Begin RECORD SET

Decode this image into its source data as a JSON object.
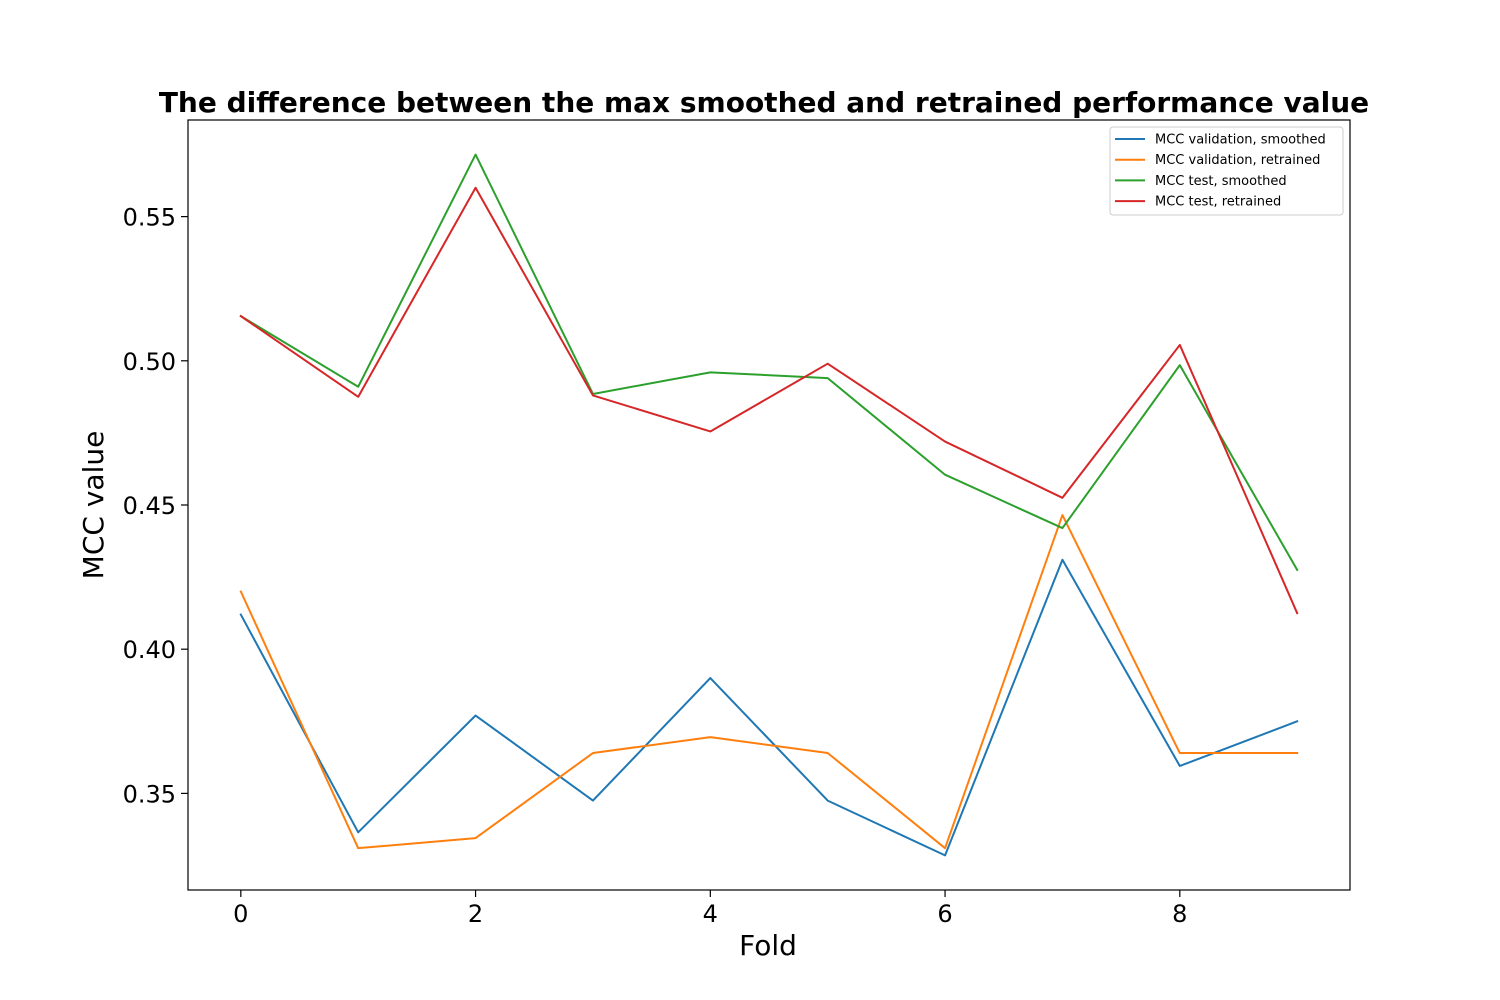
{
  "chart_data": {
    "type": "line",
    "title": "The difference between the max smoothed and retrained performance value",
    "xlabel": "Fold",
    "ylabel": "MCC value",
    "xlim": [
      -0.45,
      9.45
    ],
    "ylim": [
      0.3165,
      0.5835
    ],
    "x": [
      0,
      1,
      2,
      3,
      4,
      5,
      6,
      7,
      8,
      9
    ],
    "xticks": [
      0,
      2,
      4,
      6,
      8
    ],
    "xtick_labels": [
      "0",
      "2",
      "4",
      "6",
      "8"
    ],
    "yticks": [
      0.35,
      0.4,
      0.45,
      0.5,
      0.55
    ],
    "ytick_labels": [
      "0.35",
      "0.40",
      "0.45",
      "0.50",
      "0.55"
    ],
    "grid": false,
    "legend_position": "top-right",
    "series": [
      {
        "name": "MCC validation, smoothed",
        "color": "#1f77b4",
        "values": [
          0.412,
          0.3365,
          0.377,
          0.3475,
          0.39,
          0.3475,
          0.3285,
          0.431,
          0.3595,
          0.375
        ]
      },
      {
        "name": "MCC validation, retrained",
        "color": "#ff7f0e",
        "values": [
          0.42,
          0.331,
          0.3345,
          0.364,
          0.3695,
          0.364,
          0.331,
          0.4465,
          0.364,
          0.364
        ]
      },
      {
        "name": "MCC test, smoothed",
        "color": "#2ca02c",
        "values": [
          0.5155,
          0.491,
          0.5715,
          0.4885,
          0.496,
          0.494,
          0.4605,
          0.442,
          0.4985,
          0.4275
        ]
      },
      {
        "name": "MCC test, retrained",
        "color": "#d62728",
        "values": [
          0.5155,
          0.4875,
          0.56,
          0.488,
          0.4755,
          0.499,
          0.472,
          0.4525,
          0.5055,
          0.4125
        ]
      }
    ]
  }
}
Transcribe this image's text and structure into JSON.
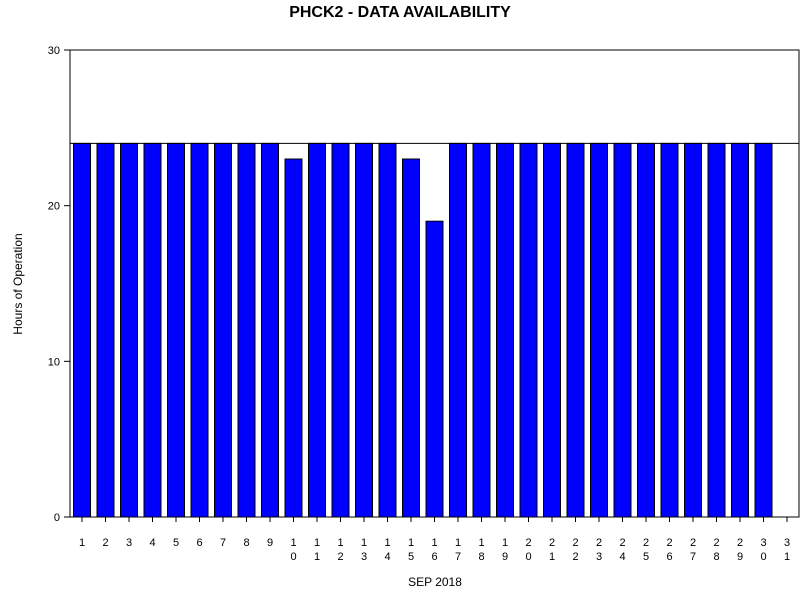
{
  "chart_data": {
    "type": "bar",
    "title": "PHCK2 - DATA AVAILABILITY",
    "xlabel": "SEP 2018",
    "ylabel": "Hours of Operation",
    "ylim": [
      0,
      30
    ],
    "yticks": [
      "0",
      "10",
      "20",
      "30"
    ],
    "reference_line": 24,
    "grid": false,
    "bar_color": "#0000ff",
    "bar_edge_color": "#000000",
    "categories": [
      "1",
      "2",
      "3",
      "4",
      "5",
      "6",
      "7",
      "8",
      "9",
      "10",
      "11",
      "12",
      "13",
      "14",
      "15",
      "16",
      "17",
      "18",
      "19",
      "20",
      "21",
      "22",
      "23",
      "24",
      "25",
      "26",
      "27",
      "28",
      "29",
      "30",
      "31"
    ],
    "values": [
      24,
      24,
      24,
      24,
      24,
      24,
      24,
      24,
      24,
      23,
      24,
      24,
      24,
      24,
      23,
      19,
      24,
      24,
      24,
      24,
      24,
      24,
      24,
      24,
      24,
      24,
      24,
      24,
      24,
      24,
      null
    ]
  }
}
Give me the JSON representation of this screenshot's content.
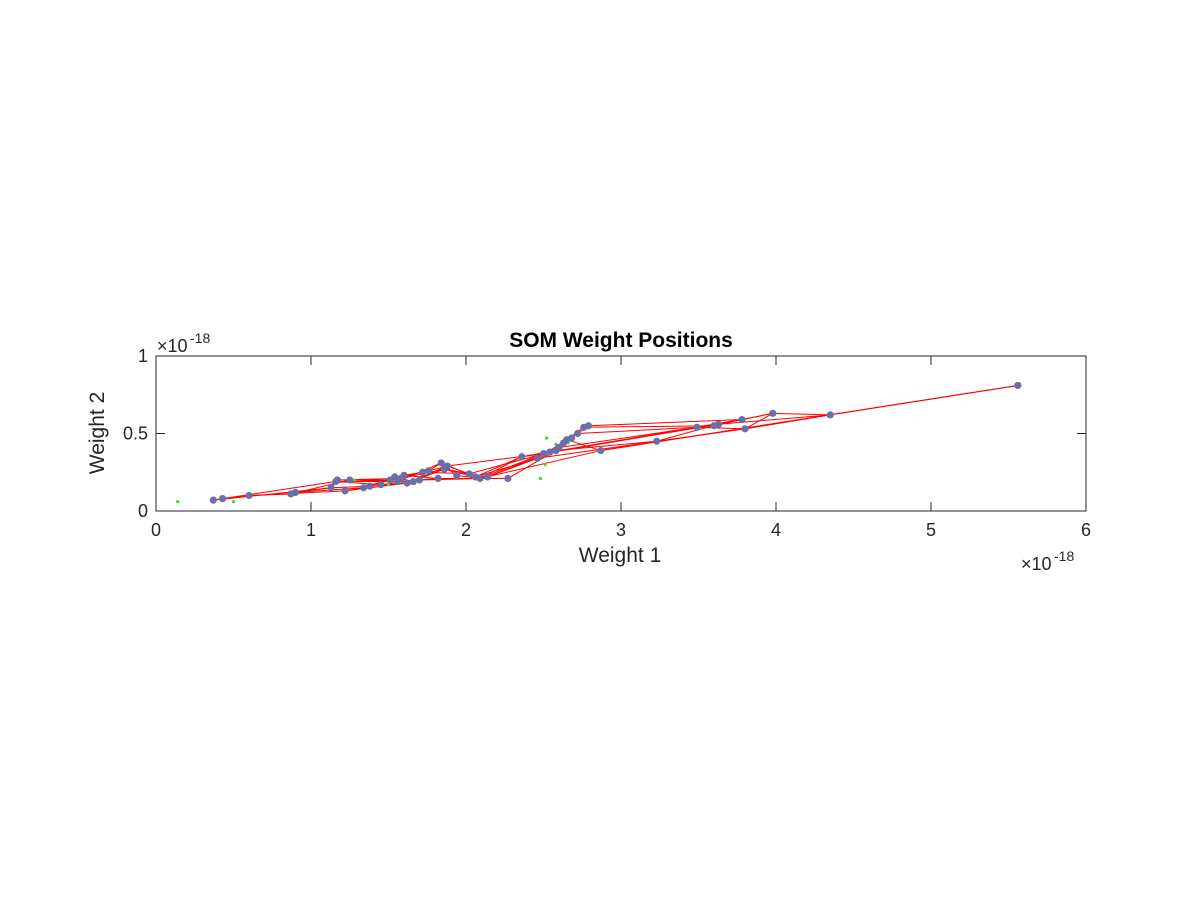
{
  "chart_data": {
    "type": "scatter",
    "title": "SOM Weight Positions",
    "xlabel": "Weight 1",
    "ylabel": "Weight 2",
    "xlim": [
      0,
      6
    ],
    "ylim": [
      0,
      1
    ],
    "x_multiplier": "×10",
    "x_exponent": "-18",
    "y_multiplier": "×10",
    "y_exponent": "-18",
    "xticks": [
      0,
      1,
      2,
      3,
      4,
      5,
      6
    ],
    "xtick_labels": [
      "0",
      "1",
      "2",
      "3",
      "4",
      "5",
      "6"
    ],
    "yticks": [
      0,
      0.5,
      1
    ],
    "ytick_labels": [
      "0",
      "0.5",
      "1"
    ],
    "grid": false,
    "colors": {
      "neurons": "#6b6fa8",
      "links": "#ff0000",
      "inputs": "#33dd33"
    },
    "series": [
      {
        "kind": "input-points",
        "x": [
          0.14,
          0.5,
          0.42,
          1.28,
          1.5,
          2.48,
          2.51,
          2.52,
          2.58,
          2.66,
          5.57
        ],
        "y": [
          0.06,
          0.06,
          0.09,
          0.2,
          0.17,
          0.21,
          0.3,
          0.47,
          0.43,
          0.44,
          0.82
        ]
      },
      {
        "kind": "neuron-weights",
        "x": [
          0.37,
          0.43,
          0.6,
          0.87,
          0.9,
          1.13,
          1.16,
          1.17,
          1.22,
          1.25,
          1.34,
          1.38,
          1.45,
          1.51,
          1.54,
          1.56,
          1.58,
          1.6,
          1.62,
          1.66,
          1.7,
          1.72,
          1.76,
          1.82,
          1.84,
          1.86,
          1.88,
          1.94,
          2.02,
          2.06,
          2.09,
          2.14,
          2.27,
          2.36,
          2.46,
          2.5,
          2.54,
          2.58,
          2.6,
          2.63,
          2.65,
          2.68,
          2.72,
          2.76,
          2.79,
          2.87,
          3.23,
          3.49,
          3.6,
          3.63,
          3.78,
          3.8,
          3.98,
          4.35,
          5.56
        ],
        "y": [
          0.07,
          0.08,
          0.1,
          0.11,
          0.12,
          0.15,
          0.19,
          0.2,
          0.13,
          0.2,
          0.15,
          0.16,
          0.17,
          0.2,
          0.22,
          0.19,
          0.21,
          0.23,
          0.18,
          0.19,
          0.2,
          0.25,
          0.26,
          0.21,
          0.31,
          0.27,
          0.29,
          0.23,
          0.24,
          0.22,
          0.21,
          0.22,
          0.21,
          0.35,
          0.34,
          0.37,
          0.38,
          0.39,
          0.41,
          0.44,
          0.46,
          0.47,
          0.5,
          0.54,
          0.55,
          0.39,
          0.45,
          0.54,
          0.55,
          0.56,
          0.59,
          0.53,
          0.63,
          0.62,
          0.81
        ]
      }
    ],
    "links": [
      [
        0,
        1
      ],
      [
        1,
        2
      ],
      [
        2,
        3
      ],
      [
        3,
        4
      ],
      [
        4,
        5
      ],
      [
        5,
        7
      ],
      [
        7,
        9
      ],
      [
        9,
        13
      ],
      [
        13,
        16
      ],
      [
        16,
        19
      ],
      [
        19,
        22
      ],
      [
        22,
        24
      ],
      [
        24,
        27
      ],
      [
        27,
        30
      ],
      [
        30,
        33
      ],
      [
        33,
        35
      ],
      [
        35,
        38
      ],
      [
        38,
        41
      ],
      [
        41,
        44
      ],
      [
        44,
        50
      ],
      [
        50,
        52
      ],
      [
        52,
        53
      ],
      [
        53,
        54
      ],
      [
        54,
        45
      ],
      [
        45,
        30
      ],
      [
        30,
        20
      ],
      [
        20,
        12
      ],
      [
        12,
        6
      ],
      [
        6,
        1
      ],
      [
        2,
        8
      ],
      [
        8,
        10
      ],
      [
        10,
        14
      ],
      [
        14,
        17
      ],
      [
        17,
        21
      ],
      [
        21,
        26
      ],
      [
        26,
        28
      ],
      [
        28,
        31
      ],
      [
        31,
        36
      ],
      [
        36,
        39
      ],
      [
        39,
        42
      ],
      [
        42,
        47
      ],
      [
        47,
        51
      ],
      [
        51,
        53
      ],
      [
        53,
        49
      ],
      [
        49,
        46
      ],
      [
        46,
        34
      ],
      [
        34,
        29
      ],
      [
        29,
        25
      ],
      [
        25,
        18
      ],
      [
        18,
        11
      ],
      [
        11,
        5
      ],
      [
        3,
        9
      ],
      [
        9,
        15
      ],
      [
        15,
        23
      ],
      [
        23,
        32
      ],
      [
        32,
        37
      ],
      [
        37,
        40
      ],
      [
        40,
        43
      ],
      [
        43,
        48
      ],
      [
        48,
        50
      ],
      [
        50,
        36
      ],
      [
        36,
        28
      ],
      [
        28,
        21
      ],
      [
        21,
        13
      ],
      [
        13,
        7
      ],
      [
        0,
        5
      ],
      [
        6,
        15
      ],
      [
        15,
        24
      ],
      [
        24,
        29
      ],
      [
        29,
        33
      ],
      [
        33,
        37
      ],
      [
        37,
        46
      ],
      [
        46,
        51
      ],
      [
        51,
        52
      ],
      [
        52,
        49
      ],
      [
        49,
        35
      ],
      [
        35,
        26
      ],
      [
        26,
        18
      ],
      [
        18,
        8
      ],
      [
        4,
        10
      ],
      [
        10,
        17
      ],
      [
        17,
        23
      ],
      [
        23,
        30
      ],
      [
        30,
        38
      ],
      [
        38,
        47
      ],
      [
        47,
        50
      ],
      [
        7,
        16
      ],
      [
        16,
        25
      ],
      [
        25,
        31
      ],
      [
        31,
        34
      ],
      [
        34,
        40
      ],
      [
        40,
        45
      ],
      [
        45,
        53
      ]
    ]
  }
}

End RECORD SET

GOAL — Take each line of the material that contains the word "this" and list it.

TASK SOLUTION —
Decode this image into its source data as a JSON object.
Transcribe this image's text and structure into JSON.
Give me the JSON representation of this screenshot's content.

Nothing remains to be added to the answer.